Exercise prompt. Reproduce the data below in full and exclude every picture.

[Start of Supplied material]

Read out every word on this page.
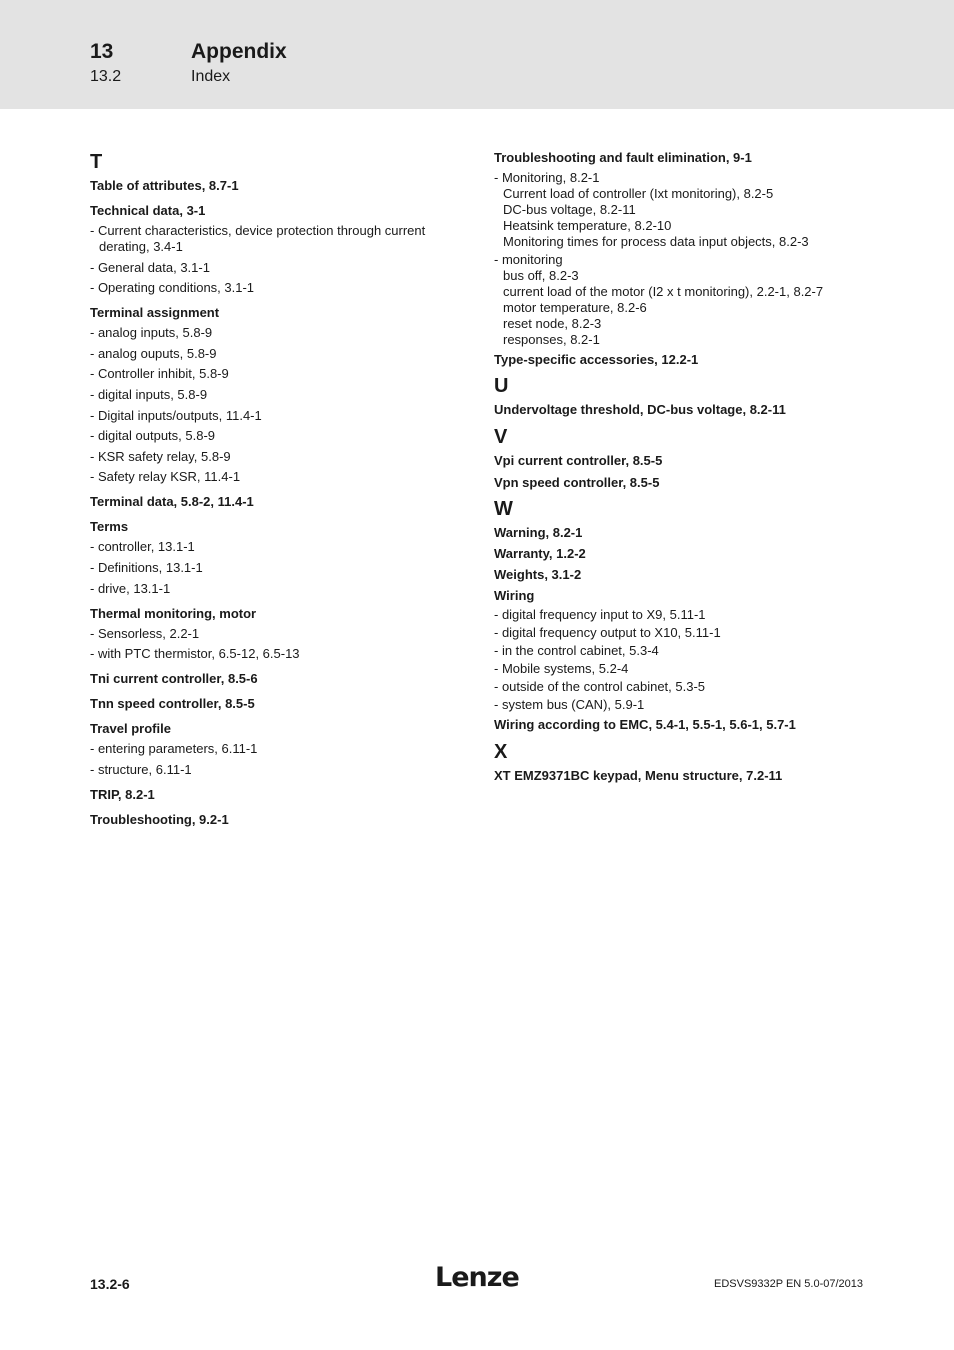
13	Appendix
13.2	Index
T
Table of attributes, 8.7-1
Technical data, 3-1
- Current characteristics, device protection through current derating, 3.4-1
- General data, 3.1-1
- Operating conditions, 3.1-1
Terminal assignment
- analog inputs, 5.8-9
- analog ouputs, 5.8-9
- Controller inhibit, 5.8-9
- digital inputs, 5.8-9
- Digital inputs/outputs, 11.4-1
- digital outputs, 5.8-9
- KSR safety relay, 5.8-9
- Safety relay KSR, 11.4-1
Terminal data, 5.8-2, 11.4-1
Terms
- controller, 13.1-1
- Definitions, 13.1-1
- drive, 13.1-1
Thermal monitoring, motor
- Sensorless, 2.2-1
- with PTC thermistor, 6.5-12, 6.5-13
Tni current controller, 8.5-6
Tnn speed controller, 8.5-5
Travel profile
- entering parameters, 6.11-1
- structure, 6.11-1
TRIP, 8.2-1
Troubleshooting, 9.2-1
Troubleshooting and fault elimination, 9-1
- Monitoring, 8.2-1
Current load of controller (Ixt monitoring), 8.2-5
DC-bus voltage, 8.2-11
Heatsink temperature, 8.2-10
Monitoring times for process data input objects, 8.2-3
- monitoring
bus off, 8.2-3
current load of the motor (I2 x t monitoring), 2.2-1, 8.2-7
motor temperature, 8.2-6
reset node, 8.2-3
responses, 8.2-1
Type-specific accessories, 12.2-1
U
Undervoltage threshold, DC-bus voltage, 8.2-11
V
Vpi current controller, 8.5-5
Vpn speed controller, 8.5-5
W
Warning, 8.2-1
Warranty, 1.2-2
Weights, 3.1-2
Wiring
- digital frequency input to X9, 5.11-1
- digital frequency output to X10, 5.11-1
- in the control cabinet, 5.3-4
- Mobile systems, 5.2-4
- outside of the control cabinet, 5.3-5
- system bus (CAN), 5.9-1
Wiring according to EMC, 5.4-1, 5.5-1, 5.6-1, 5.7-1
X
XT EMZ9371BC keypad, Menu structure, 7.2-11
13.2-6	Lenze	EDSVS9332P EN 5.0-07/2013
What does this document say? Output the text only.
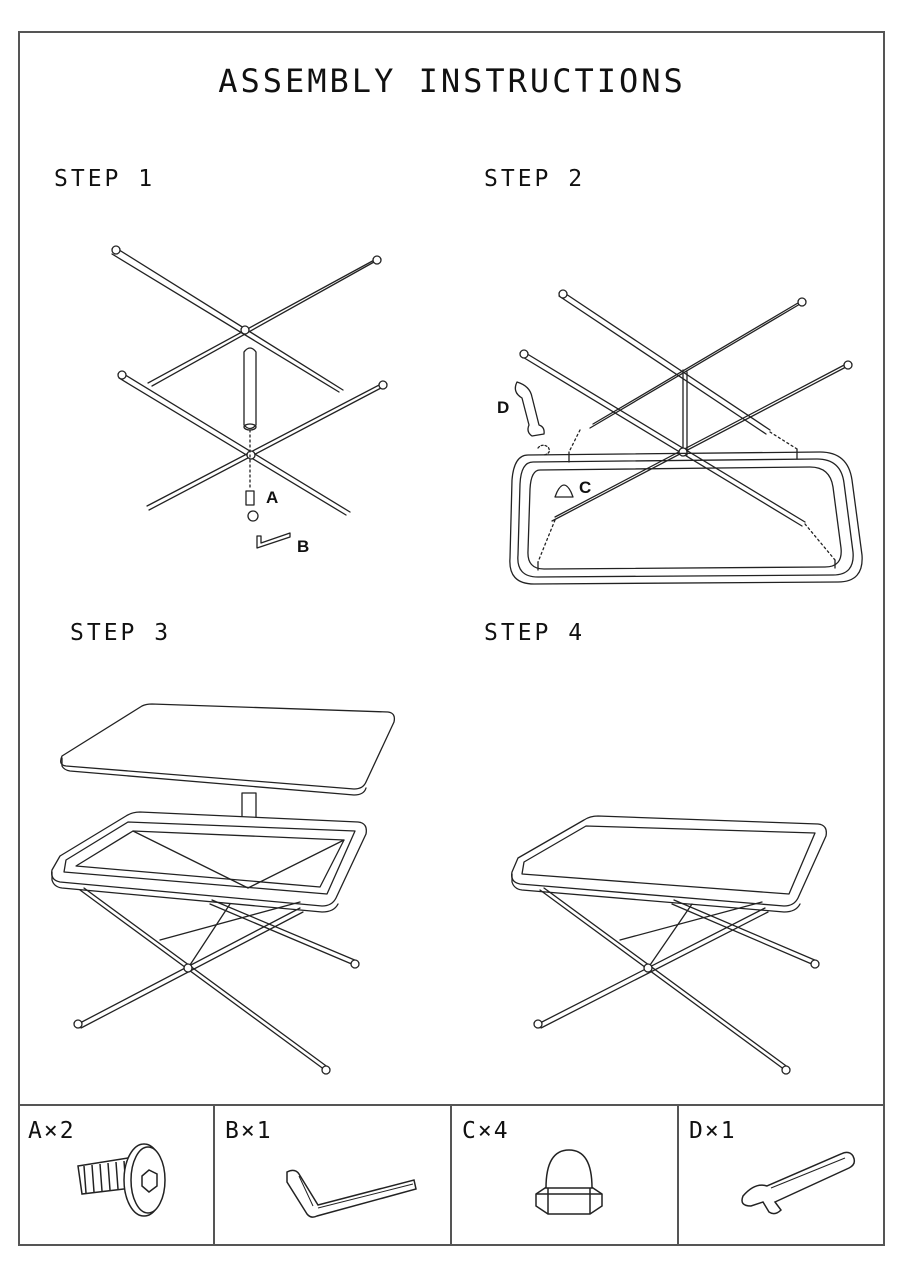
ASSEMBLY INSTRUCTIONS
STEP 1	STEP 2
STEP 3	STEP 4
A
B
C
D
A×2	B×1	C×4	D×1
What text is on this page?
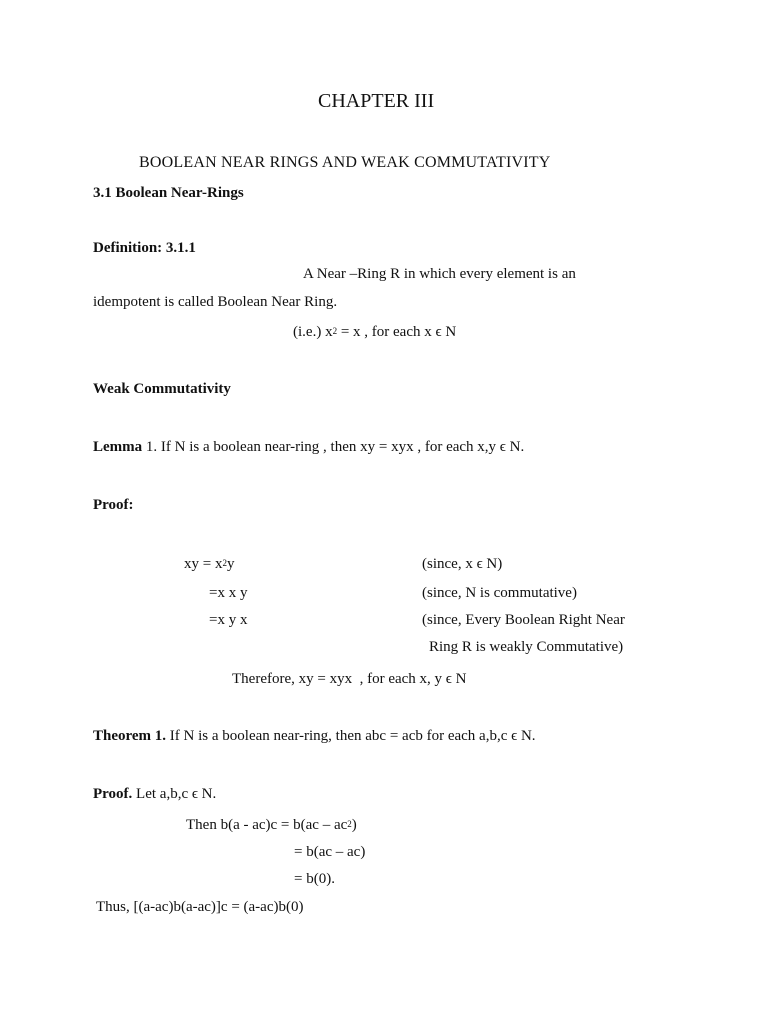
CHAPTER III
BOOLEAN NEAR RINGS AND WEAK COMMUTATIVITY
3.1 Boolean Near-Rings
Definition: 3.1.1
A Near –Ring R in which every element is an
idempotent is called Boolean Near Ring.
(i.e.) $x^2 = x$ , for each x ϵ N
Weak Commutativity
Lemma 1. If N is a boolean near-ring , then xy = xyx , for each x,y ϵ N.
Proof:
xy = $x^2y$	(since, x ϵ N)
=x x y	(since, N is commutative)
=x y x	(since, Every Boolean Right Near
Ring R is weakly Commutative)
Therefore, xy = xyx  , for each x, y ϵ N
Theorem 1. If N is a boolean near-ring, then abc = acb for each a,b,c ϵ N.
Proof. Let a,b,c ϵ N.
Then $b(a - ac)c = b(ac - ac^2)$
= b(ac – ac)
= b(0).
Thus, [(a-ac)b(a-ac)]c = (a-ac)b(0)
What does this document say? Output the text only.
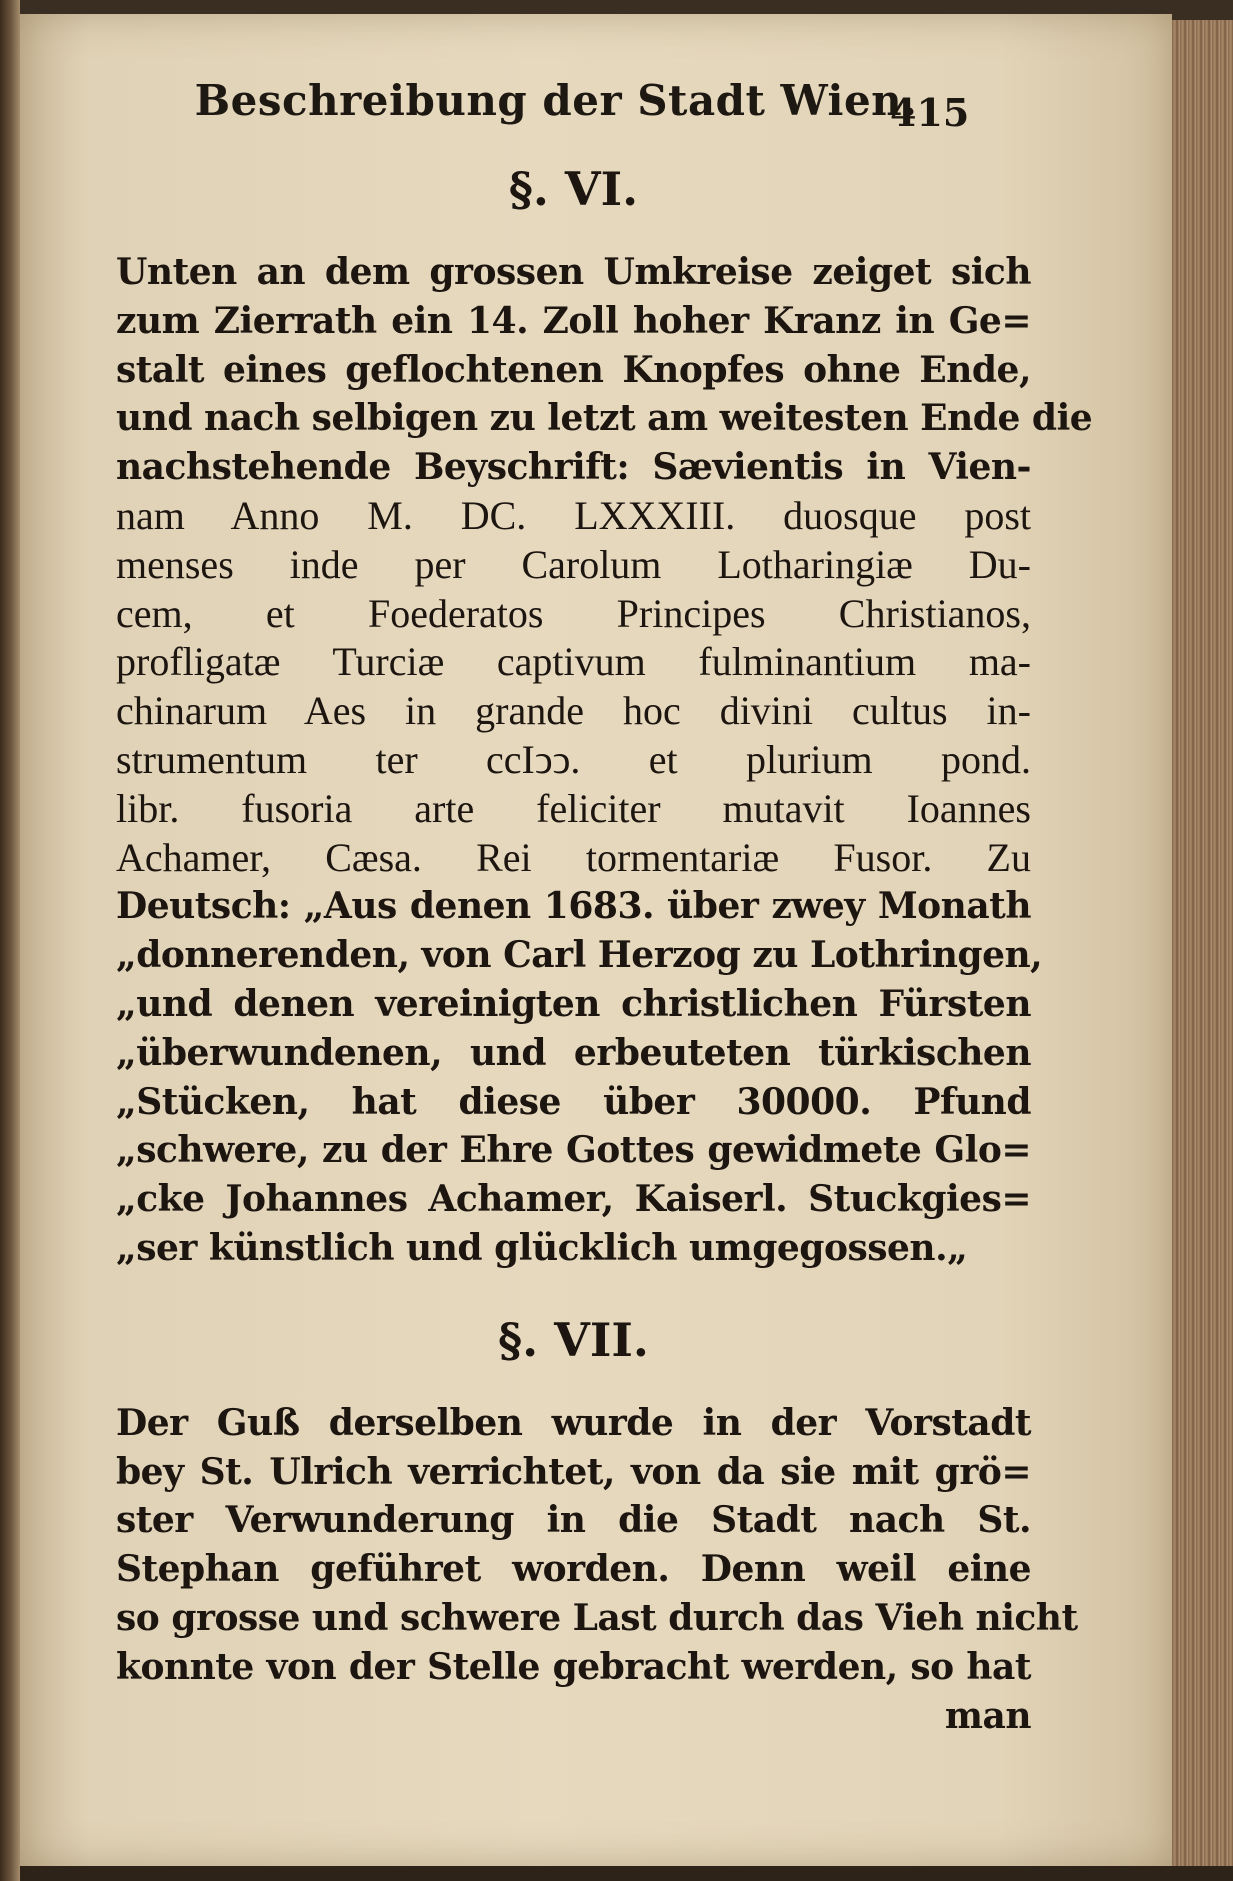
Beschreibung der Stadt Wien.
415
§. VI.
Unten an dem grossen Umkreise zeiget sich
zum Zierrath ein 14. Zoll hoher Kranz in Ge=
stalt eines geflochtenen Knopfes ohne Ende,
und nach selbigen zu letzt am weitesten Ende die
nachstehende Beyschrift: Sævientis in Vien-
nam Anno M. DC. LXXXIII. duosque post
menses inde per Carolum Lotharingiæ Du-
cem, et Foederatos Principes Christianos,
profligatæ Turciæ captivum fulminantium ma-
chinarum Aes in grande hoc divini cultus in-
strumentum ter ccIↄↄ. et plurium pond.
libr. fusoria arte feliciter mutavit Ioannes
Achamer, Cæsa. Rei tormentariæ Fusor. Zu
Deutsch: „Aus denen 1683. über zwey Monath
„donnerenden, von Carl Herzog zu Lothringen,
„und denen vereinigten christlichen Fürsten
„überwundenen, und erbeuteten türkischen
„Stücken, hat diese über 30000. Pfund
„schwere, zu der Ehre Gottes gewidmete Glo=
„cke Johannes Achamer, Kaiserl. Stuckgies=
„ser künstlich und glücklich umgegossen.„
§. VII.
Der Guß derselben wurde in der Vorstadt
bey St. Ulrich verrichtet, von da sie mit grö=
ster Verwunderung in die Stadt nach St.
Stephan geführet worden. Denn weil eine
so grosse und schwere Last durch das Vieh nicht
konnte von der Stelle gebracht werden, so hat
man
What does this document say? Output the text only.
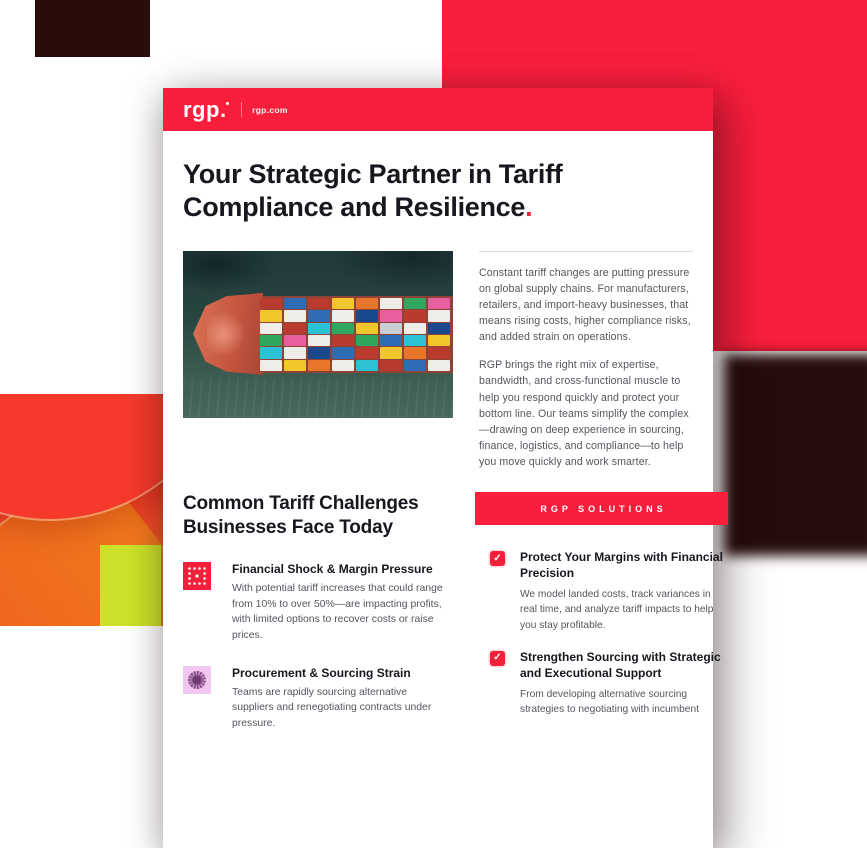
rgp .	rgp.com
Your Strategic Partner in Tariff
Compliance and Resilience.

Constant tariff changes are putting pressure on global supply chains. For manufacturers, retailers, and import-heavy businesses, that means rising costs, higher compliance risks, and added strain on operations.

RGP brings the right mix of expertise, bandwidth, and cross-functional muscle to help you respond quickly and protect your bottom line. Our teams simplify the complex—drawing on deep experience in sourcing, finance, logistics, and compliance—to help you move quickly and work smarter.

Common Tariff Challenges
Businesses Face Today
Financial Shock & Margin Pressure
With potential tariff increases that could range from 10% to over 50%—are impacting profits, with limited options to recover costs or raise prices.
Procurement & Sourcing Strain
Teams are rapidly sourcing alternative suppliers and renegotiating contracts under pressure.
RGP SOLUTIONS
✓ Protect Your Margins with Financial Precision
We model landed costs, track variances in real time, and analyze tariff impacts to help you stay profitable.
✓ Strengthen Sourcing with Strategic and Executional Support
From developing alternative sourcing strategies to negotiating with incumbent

[End of Supplied material]

Answer to this problem.
Read out every word on this page.
13	Appendix
13.2	Index
T
Table of attributes, 8.7-1
Technical data, 3-1
- Current characteristics, device protection through current derating, 3.4-1
- General data, 3.1-1
- Operating conditions, 3.1-1
Terminal assignment
- analog inputs, 5.8-9
- analog ouputs, 5.8-9
- Controller inhibit, 5.8-9
- digital inputs, 5.8-9
- Digital inputs/outputs, 11.4-1
- digital outputs, 5.8-9
- KSR safety relay, 5.8-9
- Safety relay KSR, 11.4-1
Terminal data, 5.8-2, 11.4-1
Terms
- controller, 13.1-1
- Definitions, 13.1-1
- drive, 13.1-1
Thermal monitoring, motor
- Sensorless, 2.2-1
- with PTC thermistor, 6.5-12, 6.5-13
Tni current controller, 8.5-6
Tnn speed controller, 8.5-5
Travel profile
- entering parameters, 6.11-1
- structure, 6.11-1
TRIP, 8.2-1
Troubleshooting, 9.2-1
Troubleshooting and fault elimination, 9-1
- Monitoring, 8.2-1
Current load of controller (Ixt monitoring), 8.2-5
DC-bus voltage, 8.2-11
Heatsink temperature, 8.2-10
Monitoring times for process data input objects, 8.2-3
- monitoring
bus off, 8.2-3
current load of the motor (I2 x t monitoring), 2.2-1, 8.2-7
motor temperature, 8.2-6
reset node, 8.2-3
responses, 8.2-1
Type-specific accessories, 12.2-1
U
Undervoltage threshold, DC-bus voltage, 8.2-11
V
Vpi current controller, 8.5-5
Vpn speed controller, 8.5-5
W
Warning, 8.2-1
Warranty, 1.2-2
Weights, 3.1-2
Wiring
- digital frequency input to X9, 5.11-1
- digital frequency output to X10, 5.11-1
- in the control cabinet, 5.3-4
- Mobile systems, 5.2-4
- outside of the control cabinet, 5.3-5
- system bus (CAN), 5.9-1
Wiring according to EMC, 5.4-1, 5.5-1, 5.6-1, 5.7-1
X
XT EMZ9371BC keypad, Menu structure, 7.2-11
13.2-6	Lenze	EDSVS9332P EN 5.0-07/2013
What does this document say? Output the text only.
ASSEMBLY INSTRUCTIONS
STEP 1	STEP 2
STEP 3	STEP 4
A
B
C
D
A×2	B×1	C×4	D×1
What text is on this page?
CHAPTER III
BOOLEAN NEAR RINGS AND WEAK COMMUTATIVITY
3.1 Boolean Near-Rings
Definition: 3.1.1
A Near –Ring R in which every element is an
idempotent is called Boolean Near Ring.
(i.e.) $x^2 = x$ , for each x ϵ N
Weak Commutativity
Lemma 1. If N is a boolean near-ring , then xy = xyx , for each x,y ϵ N.
Proof:
xy = $x^2y$	(since, x ϵ N)
=x x y	(since, N is commutative)
=x y x	(since, Every Boolean Right Near
Ring R is weakly Commutative)
Therefore, xy = xyx  , for each x, y ϵ N
Theorem 1. If N is a boolean near-ring, then abc = acb for each a,b,c ϵ N.
Proof. Let a,b,c ϵ N.
Then $b(a - ac)c = b(ac - ac^2)$
= b(ac – ac)
= b(0).
Thus, [(a-ac)b(a-ac)]c = (a-ac)b(0)
What does this document say? Output the text only.
Beschreibung der Stadt Wien.
415
§. VI.
Unten an dem grossen Umkreise zeiget sich
zum Zierrath ein 14. Zoll hoher Kranz in Ge=
stalt eines geflochtenen Knopfes ohne Ende,
und nach selbigen zu letzt am weitesten Ende die
nachstehende Beyschrift: Sævientis in Vien-
nam Anno M. DC. LXXXIII. duosque post
menses inde per Carolum Lotharingiæ Du-
cem, et Foederatos Principes Christianos,
profligatæ Turciæ captivum fulminantium ma-
chinarum Aes in grande hoc divini cultus in-
strumentum ter ccIↄↄ. et plurium pond.
libr. fusoria arte feliciter mutavit Ioannes
Achamer, Cæsa. Rei tormentariæ Fusor. Zu
Deutsch: „Aus denen 1683. über zwey Monath
„donnerenden, von Carl Herzog zu Lothringen,
„und denen vereinigten christlichen Fürsten
„überwundenen, und erbeuteten türkischen
„Stücken, hat diese über 30000. Pfund
„schwere, zu der Ehre Gottes gewidmete Glo=
„cke Johannes Achamer, Kaiserl. Stuckgies=
„ser künstlich und glücklich umgegossen.„
§. VII.
Der Guß derselben wurde in der Vorstadt
bey St. Ulrich verrichtet, von da sie mit grö=
ster Verwunderung in die Stadt nach St.
Stephan geführet worden. Denn weil eine
so grosse und schwere Last durch das Vieh nicht
konnte von der Stelle gebracht werden, so hat
man
What does this document say? Output the text only.
rgp .	rgp.com
Your Strategic Partner in Tariff
Compliance and Resilience.

Constant tariff changes are putting pressure on global supply chains. For manufacturers, retailers, and import-heavy businesses, that means rising costs, higher compliance risks, and added strain on operations.

RGP brings the right mix of expertise, bandwidth, and cross-functional muscle to help you respond quickly and protect your bottom line. Our teams simplify the complex—drawing on deep experience in sourcing, finance, logistics, and compliance—to help you move quickly and work smarter.

Common Tariff Challenges
Businesses Face Today
Financial Shock & Margin Pressure
With potential tariff increases that could range from 10% to over 50%—are impacting profits, with limited options to recover costs or raise prices.
Procurement & Sourcing Strain
Teams are rapidly sourcing alternative suppliers and renegotiating contracts under pressure.
RGP SOLUTIONS
✓ Protect Your Margins with Financial Precision
We model landed costs, track variances in real time, and analyze tariff impacts to help you stay profitable.
✓ Strengthen Sourcing with Strategic and Executional Support
From developing alternative sourcing strategies to negotiating with incumbent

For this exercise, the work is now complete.